_Document text_:
··········
Appendix K - Kids Books I Like
It's that time of year again, where bloggers across the world pick up their pencils and bend them to the task of a bandwagon.
At Marcia's urging, the theme this time is Appendix x***. The *x is supposed to stand for your own name, but as I've mentioned before, I don't have the luxury of a great deal of reading now. I do have the opportunity (and excuse) to familiarise myself with some children's literature, so we're forging ahead with **Appendix K - Kids Books.
I'm looking forward to my kids growing up a bit so I can start them on Tintin, Around the World in 80 Days, Enid Blyton - and who knows what other problematic favourites, which have percolated down the generations. At this point though, they're smaller, and so I'm reading smaller books.
Still, though, there's no shortage of worthwhile literature in the sphere. Just see Meguey Baker's wonderful chat with Thomas Manuel on the Yes Indie'd podcast. Or check out my previous post on Guess How Much I Love You. Or read on.
Maurice Sendak
is a bit of an obvious pull, but he's got to go in here. I love his work for its dreaminess, its ability to transport the reader. More than that, there's a respect that he offers young children by presenting worlds that are unknowable, situations that are perilous, perhaps only just in control, and protagonists who feel real because they are complicated, fallible, subject to their emotions and impulses.
Joy Cowley
gets a special shoutout for her Hungry Giant, who wields the namesake of this blog.
When The Moon Was Blue is one of the fondest books I remember from my own childhood. To be honest, I don't know that it's a great book, just a good one. But I think of this page all the time.
[Moon Was Blue image]
Growing up, I was enamoured with the fantasy of walking up walls and ceilings. Anytime I was daydreaming, there was a good chance I was scoping out routes across the ceiling of whatever room I was in. Like any good magic item, it recontextualises the world around you. When I write magic items, I always go back to this - the more open-ended, the better - that's where daydreams live.
Cowley also has this page of very solid writing advice.
Jon Klassen
is an author who walks an extremely fine line. His writing is fun for adults and children to read - it's a balance that I've seen mishandled a thousand times. He doesn't lean on innuendo and double entendre (a real ick for me in kids lit). It works because of the quality of the writing, the snappiness and voiciness of the narration, the easy characterisation of everyone you meet. I Want My Hat Back also has a little capsule murder mystery tucked into it, for kids who are a bit perceptive.
Klassen's characters are an inspiration for writing NPCs - they almost give you their vocalisation on a plate, and adhere to some of the best NPC writing advice around.
John Burningham
Another author who achieves a dreamy quality in his writing. There's something so matter-of-fact about the presentation of his dreamlands. They have legitimacy because the characters involved engage with them in such a straightforward manner.
··········
_Data section_:
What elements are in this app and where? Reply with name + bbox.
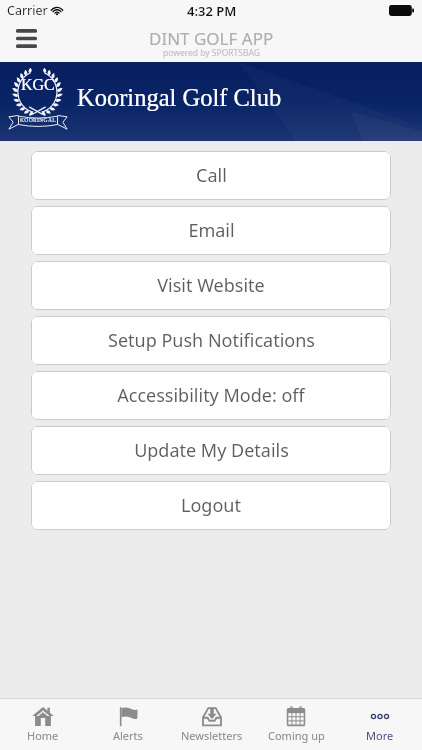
··········
_Brief_:
Answer these from the kids' books post:
1. Whose urging led to the Appendix theme?
2. Which Joy Cowley character wields the namesake of the blog?
3. Which Jon Klassen book has a little capsule murder mystery tucked into it?

_Answer to the problem_:
1. Marcia's
2. Her Hungry Giant
3. I Want My Hat Back